Your task is to transcribe the data in full.
** START Data excerpts **
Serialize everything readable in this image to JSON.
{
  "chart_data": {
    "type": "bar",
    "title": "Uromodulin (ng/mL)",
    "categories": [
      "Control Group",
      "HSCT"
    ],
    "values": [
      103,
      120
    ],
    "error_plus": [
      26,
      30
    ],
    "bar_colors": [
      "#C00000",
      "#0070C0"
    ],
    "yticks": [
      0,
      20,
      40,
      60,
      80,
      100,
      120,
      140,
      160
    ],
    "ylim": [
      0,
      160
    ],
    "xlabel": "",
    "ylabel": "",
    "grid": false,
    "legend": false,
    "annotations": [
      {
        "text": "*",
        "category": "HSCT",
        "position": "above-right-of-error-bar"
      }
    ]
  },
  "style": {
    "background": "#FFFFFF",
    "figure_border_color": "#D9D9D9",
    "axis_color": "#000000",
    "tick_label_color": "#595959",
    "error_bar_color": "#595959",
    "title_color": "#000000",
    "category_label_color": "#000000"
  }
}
** END Data excerpts **
Task output:
Serialize everything readable in this image to JSON.
{
  "chart_data": {
    "type": "bar",
    "title": "Uromodulin (ng/mL)",
    "categories": [
      "Control Group",
      "HSCT"
    ],
    "values": [
      103,
      120
    ],
    "error_plus": [
      26,
      30
    ],
    "bar_colors": [
      "#C00000",
      "#0070C0"
    ],
    "yticks": [
      0,
      20,
      40,
      60,
      80,
      100,
      120,
      140,
      160
    ],
    "ylim": [
      0,
      160
    ],
    "xlabel": "",
    "ylabel": "",
    "grid": false,
    "legend": false,
    "annotations": [
      {
        "text": "*",
        "category": "HSCT",
        "position": "above-right-of-error-bar"
      }
    ]
  },
  "style": {
    "background": "#FFFFFF",
    "figure_border_color": "#D9D9D9",
    "axis_color": "#000000",
    "tick_label_color": "#595959",
    "error_bar_color": "#595959",
    "title_color": "#000000",
    "category_label_color": "#000000"
  }
}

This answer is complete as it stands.